**Required work**. Copy word for word the line containing "Decode this image" together with all lines following it to the end of the listing below, without the pictures.

Stored data entries:
%%

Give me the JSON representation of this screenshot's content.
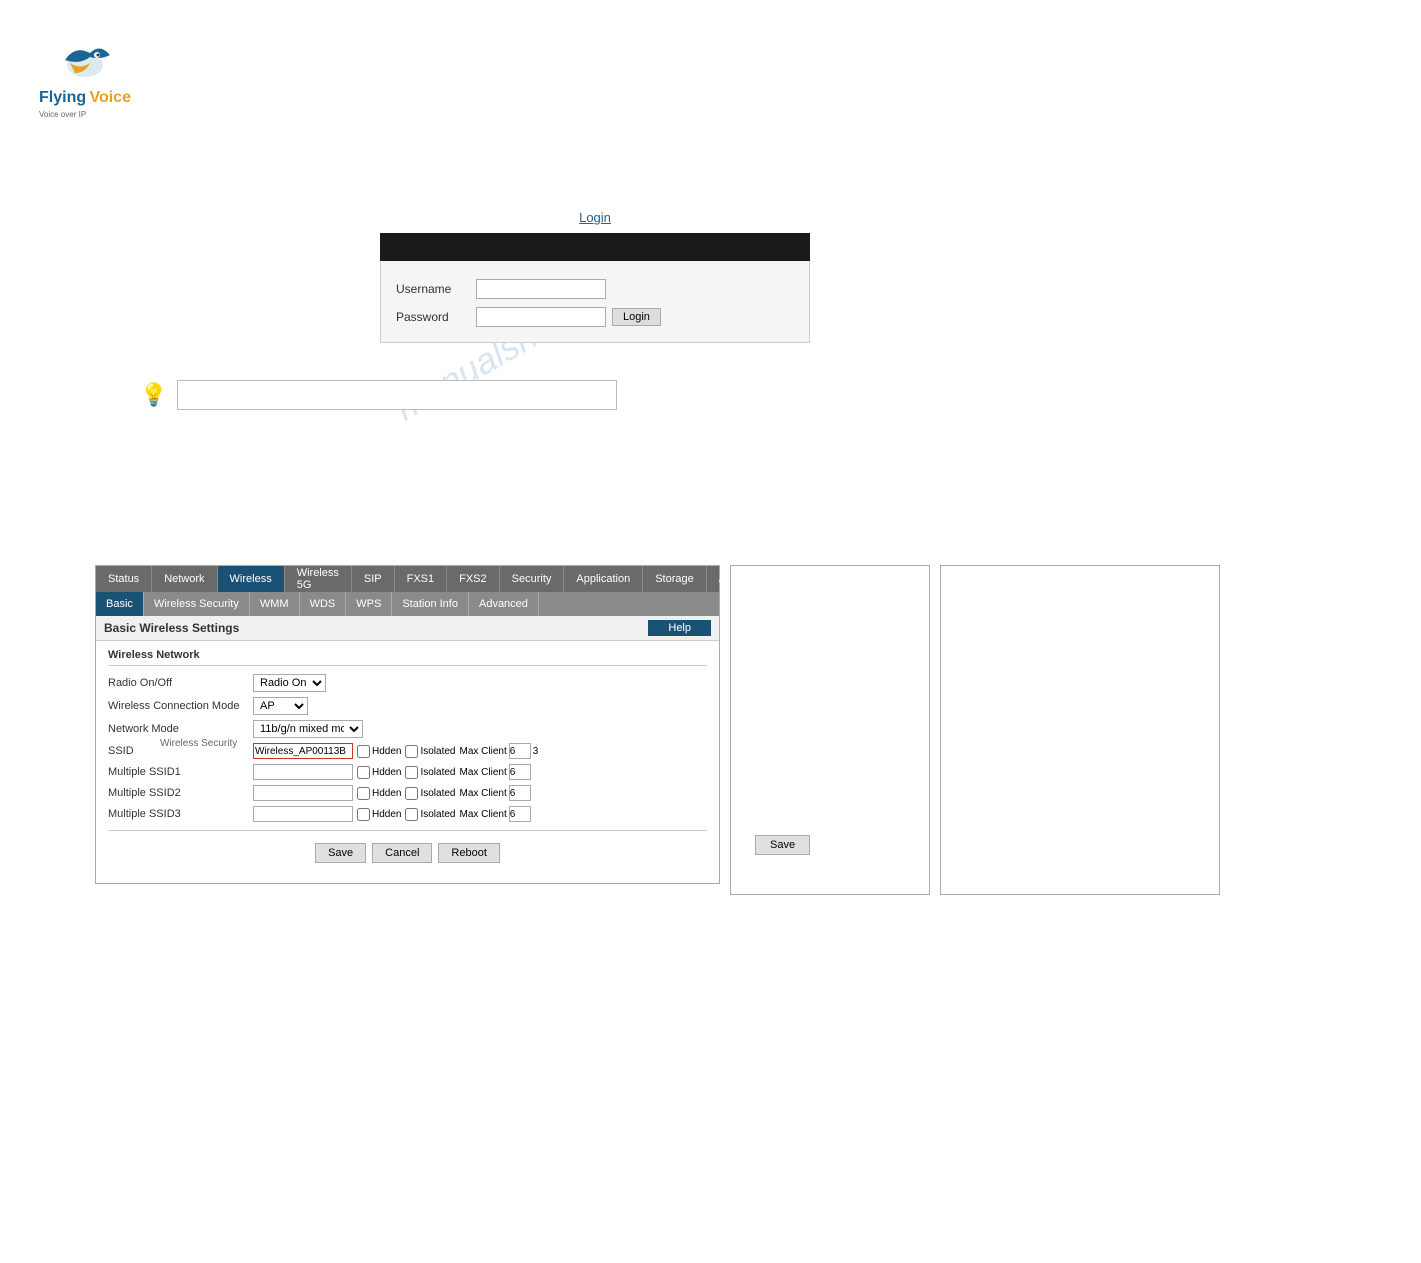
{
  "logo": {
    "flying": "Flying",
    "voice": "Voice",
    "sub": "Voice over IP"
  },
  "login": {
    "title": "Login",
    "header_bar": "",
    "username_label": "Username",
    "password_label": "Password",
    "username_value": "",
    "password_value": "",
    "login_button": "Login"
  },
  "tip": {
    "bulb": "💡",
    "input_value": ""
  },
  "watermark": "manualshlve.com",
  "nav": {
    "top_tabs": [
      {
        "id": "status",
        "label": "Status",
        "active": false
      },
      {
        "id": "network",
        "label": "Network",
        "active": false
      },
      {
        "id": "wireless",
        "label": "Wireless",
        "active": true
      },
      {
        "id": "wireless5g",
        "label": "Wireless 5G",
        "active": false
      },
      {
        "id": "sip",
        "label": "SIP",
        "active": false
      },
      {
        "id": "fxs1",
        "label": "FXS1",
        "active": false
      },
      {
        "id": "fxs2",
        "label": "FXS2",
        "active": false
      },
      {
        "id": "security",
        "label": "Security",
        "active": false
      },
      {
        "id": "application",
        "label": "Application",
        "active": false
      },
      {
        "id": "storage",
        "label": "Storage",
        "active": false
      },
      {
        "id": "administration",
        "label": "Administration",
        "active": false
      }
    ],
    "sub_tabs": [
      {
        "id": "basic",
        "label": "Basic",
        "active": true
      },
      {
        "id": "wireless_security",
        "label": "Wireless Security",
        "active": false
      },
      {
        "id": "wmm",
        "label": "WMM",
        "active": false
      },
      {
        "id": "wds",
        "label": "WDS",
        "active": false
      },
      {
        "id": "wps",
        "label": "WPS",
        "active": false
      },
      {
        "id": "station_info",
        "label": "Station Info",
        "active": false
      },
      {
        "id": "advanced",
        "label": "Advanced",
        "active": false
      }
    ]
  },
  "content": {
    "header": "Basic Wireless Settings",
    "help_button": "Help",
    "section": "Wireless Network",
    "fields": [
      {
        "label": "Radio On/Off",
        "type": "select",
        "value": "Radio On"
      },
      {
        "label": "Wireless Connection Mode",
        "type": "select",
        "value": "AP"
      },
      {
        "label": "Network Mode",
        "type": "select",
        "value": "11b/g/n mixed mode"
      }
    ],
    "ssid": {
      "label": "SSID",
      "value": "Wireless_AP00113B",
      "hidden_label": "Hdden",
      "hidden_checked": false,
      "isolated_label": "Isolated",
      "isolated_checked": false,
      "max_client_label": "Max Client",
      "max_client_value": "6"
    },
    "multiple_ssids": [
      {
        "label": "Multiple SSID1",
        "value": "",
        "hidden_checked": false,
        "isolated_checked": false,
        "max_client": "6"
      },
      {
        "label": "Multiple SSID2",
        "value": "",
        "hidden_checked": false,
        "isolated_checked": false,
        "max_client": "6"
      },
      {
        "label": "Multiple SSID3",
        "value": "",
        "hidden_checked": false,
        "isolated_checked": false,
        "max_client": "6"
      }
    ]
  },
  "actions": {
    "save": "Save",
    "cancel": "Cancel",
    "reboot": "Reboot"
  },
  "right_save": "Save",
  "wireless_security_label": "Wireless Security"
}
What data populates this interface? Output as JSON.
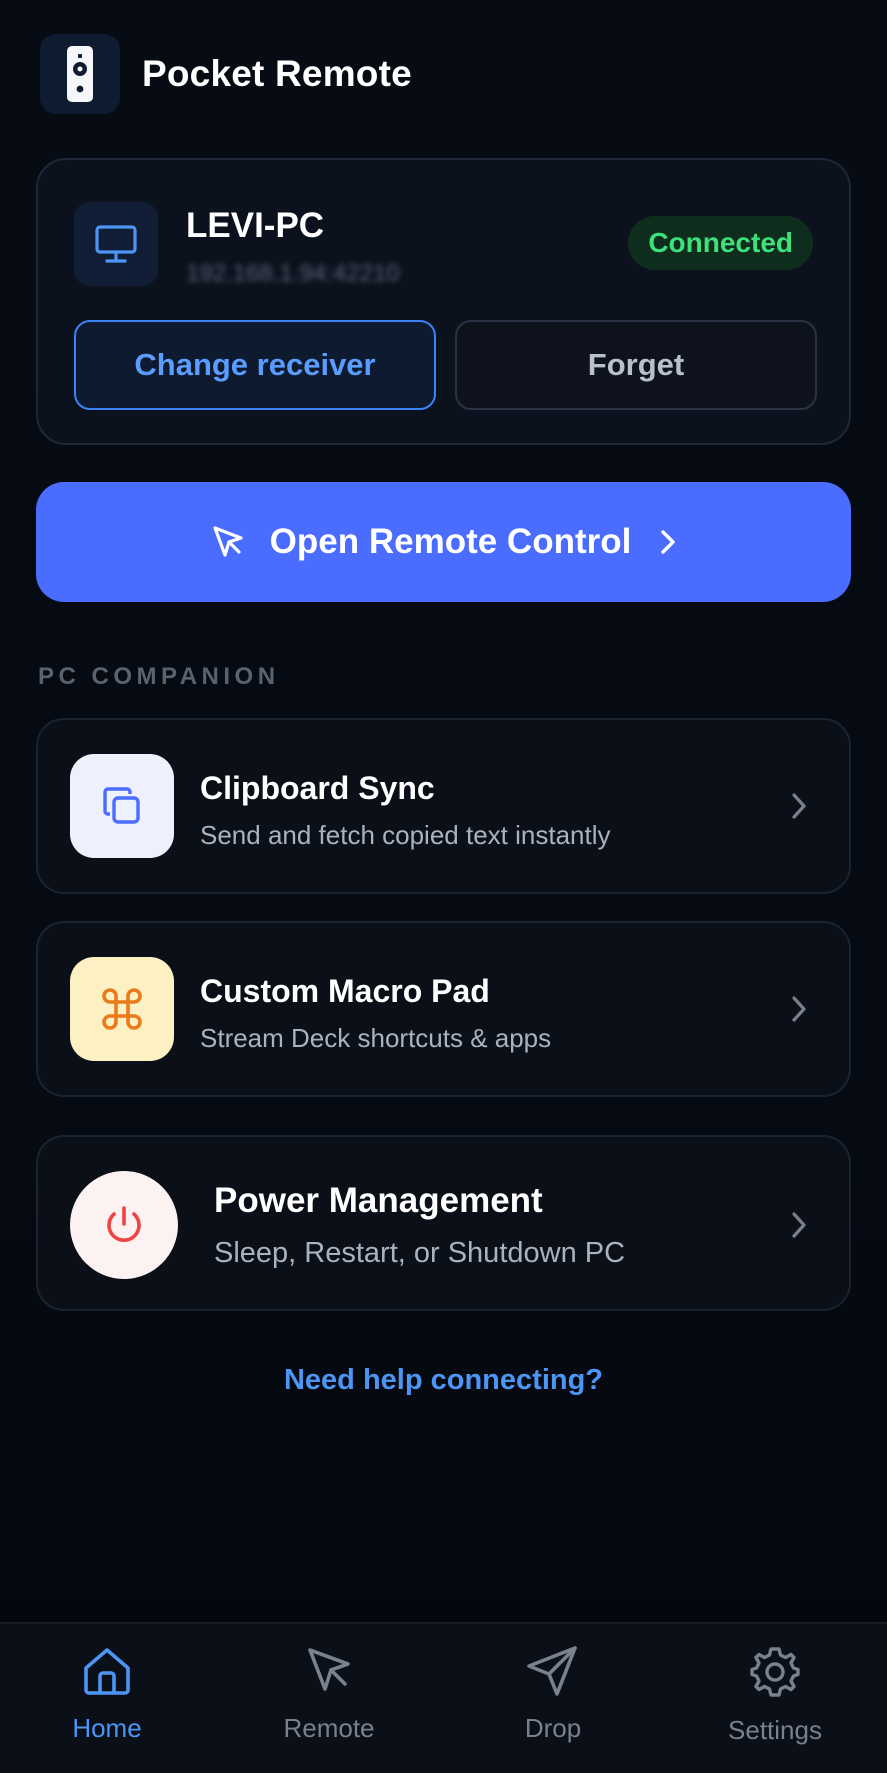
{
  "app": {
    "title": "Pocket Remote",
    "icon": "remote-control-icon"
  },
  "receiver": {
    "name": "LEVI-PC",
    "address": "192.168.1.94:42210",
    "status": "Connected",
    "change_label": "Change receiver",
    "forget_label": "Forget"
  },
  "primary_action": {
    "label": "Open Remote Control"
  },
  "section": {
    "label": "PC COMPANION"
  },
  "features": [
    {
      "title": "Clipboard Sync",
      "subtitle": "Send and fetch copied text instantly",
      "icon": "copy-icon"
    },
    {
      "title": "Custom Macro Pad",
      "subtitle": "Stream Deck shortcuts & apps",
      "icon": "command-icon"
    },
    {
      "title": "Power Management",
      "subtitle": "Sleep, Restart, or Shutdown PC",
      "icon": "power-icon"
    }
  ],
  "help": {
    "label": "Need help connecting?"
  },
  "nav": {
    "items": [
      {
        "label": "Home",
        "icon": "home-icon",
        "active": true
      },
      {
        "label": "Remote",
        "icon": "cursor-icon",
        "active": false
      },
      {
        "label": "Drop",
        "icon": "send-icon",
        "active": false
      },
      {
        "label": "Settings",
        "icon": "gear-icon",
        "active": false
      }
    ]
  },
  "colors": {
    "accent": "#4a6cff",
    "link": "#4c95f5",
    "connected": "#3ee07a",
    "background": "#06090f"
  }
}
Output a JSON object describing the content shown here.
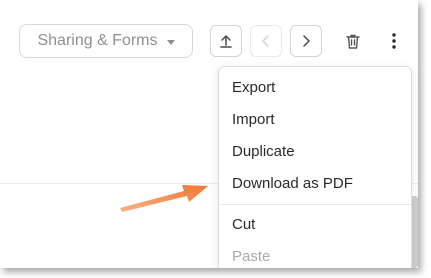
{
  "toolbar": {
    "sharing_label": "Sharing & Forms",
    "buttons": [
      "upload-icon",
      "chevron-left-icon",
      "chevron-right-icon",
      "trash-icon",
      "more-vertical-icon"
    ]
  },
  "menu": {
    "items": [
      {
        "label": "Export",
        "enabled": true
      },
      {
        "label": "Import",
        "enabled": true
      },
      {
        "label": "Duplicate",
        "enabled": true
      },
      {
        "label": "Download as PDF",
        "enabled": true
      },
      {
        "label": "Cut",
        "enabled": true
      },
      {
        "label": "Paste",
        "enabled": false
      }
    ]
  },
  "colors": {
    "annotation_arrow": "#f07f3c",
    "text": "#2a2a2e",
    "muted": "#8e8e96"
  }
}
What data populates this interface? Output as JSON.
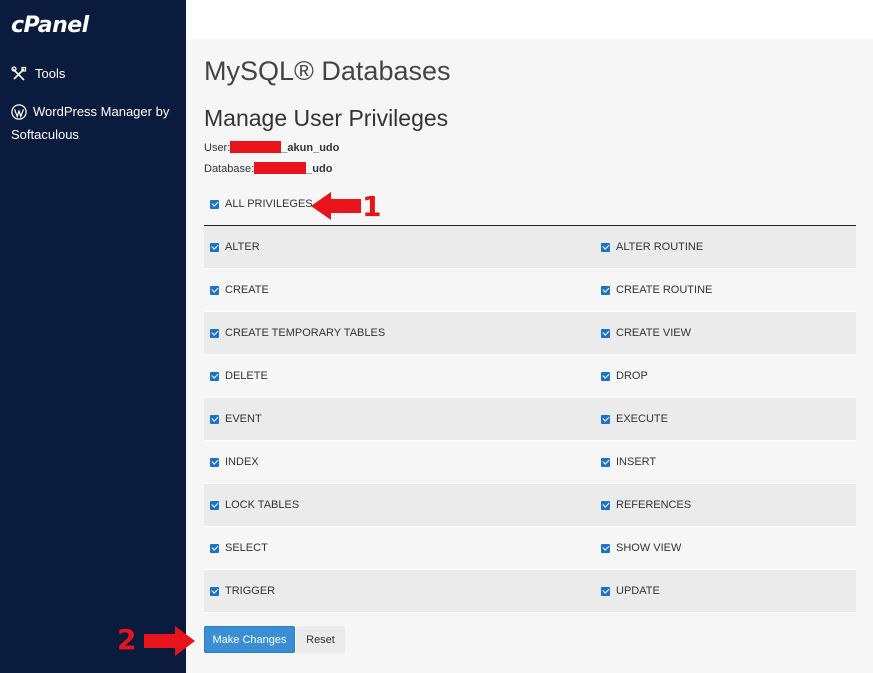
{
  "sidebar": {
    "logo": "cPanel",
    "items": [
      {
        "label": "Tools",
        "icon": "tools-icon"
      },
      {
        "label": "WordPress Manager by Softaculous",
        "icon": "wordpress-icon"
      }
    ]
  },
  "main": {
    "page_title": "MySQL® Databases",
    "section_title": "Manage User Privileges",
    "user_label": "User:",
    "user_suffix": "_akun_udo",
    "database_label": "Database:",
    "database_suffix": "_udo",
    "all_privileges": {
      "label": "ALL PRIVILEGES",
      "checked": true
    },
    "privileges": [
      {
        "left": "ALTER",
        "right": "ALTER ROUTINE"
      },
      {
        "left": "CREATE",
        "right": "CREATE ROUTINE"
      },
      {
        "left": "CREATE TEMPORARY TABLES",
        "right": "CREATE VIEW"
      },
      {
        "left": "DELETE",
        "right": "DROP"
      },
      {
        "left": "EVENT",
        "right": "EXECUTE"
      },
      {
        "left": "INDEX",
        "right": "INSERT"
      },
      {
        "left": "LOCK TABLES",
        "right": "REFERENCES"
      },
      {
        "left": "SELECT",
        "right": "SHOW VIEW"
      },
      {
        "left": "TRIGGER",
        "right": "UPDATE"
      }
    ],
    "make_changes_label": "Make Changes",
    "reset_label": "Reset"
  },
  "annotations": {
    "num1": "1",
    "num2": "2"
  },
  "colors": {
    "sidebar_bg": "#0b1b3d",
    "checkbox": "#1a73c8",
    "primary_button": "#3a8ed3",
    "annotation_red": "#e8141c"
  }
}
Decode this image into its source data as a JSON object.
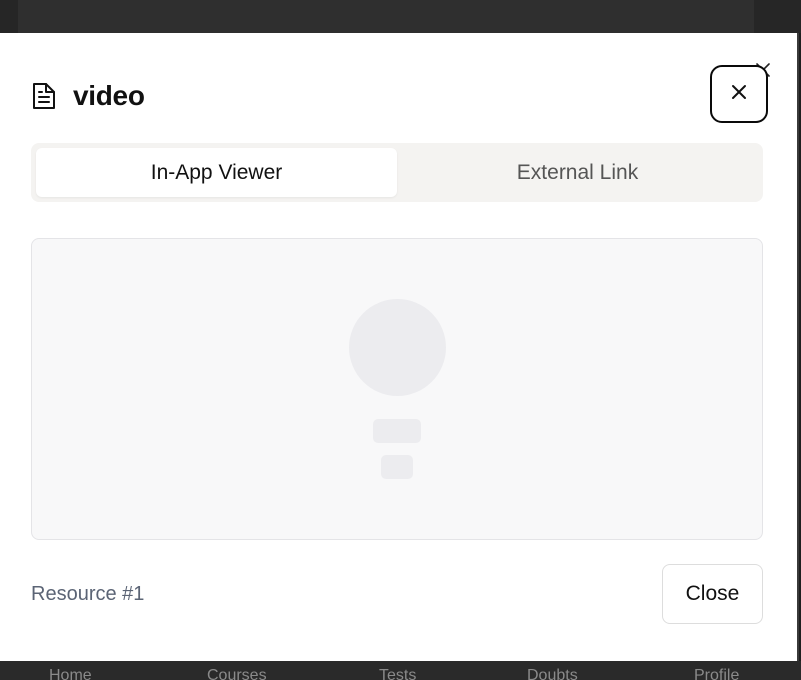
{
  "modal": {
    "title": "video",
    "title_icon": "document-icon",
    "close_icon": "close-icon",
    "tabs": [
      {
        "label": "In-App Viewer",
        "active": true
      },
      {
        "label": "External Link",
        "active": false
      }
    ],
    "viewer_state": "loading-skeleton",
    "footer": {
      "resource_label": "Resource #1",
      "close_label": "Close"
    }
  },
  "background_nav": {
    "items": [
      "Home",
      "Courses",
      "Tests",
      "Doubts",
      "Profile"
    ]
  },
  "colors": {
    "modal_bg": "#ffffff",
    "tab_track": "#f4f3f1",
    "skeleton": "#ececef",
    "muted_text": "#5b6475"
  }
}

%%

**Answer to the problem**.
Decode this image into its source data as a JSON object.
{
  "modal": {
    "title": "video",
    "title_icon": "document-icon",
    "close_icon": "close-icon",
    "tabs": [
      {
        "label": "In-App Viewer",
        "active": true
      },
      {
        "label": "External Link",
        "active": false
      }
    ],
    "viewer_state": "loading-skeleton",
    "footer": {
      "resource_label": "Resource #1",
      "close_label": "Close"
    }
  },
  "background_nav": {
    "items": [
      "Home",
      "Courses",
      "Tests",
      "Doubts",
      "Profile"
    ]
  },
  "colors": {
    "modal_bg": "#ffffff",
    "tab_track": "#f4f3f1",
    "skeleton": "#ececef",
    "muted_text": "#5b6475"
  }
}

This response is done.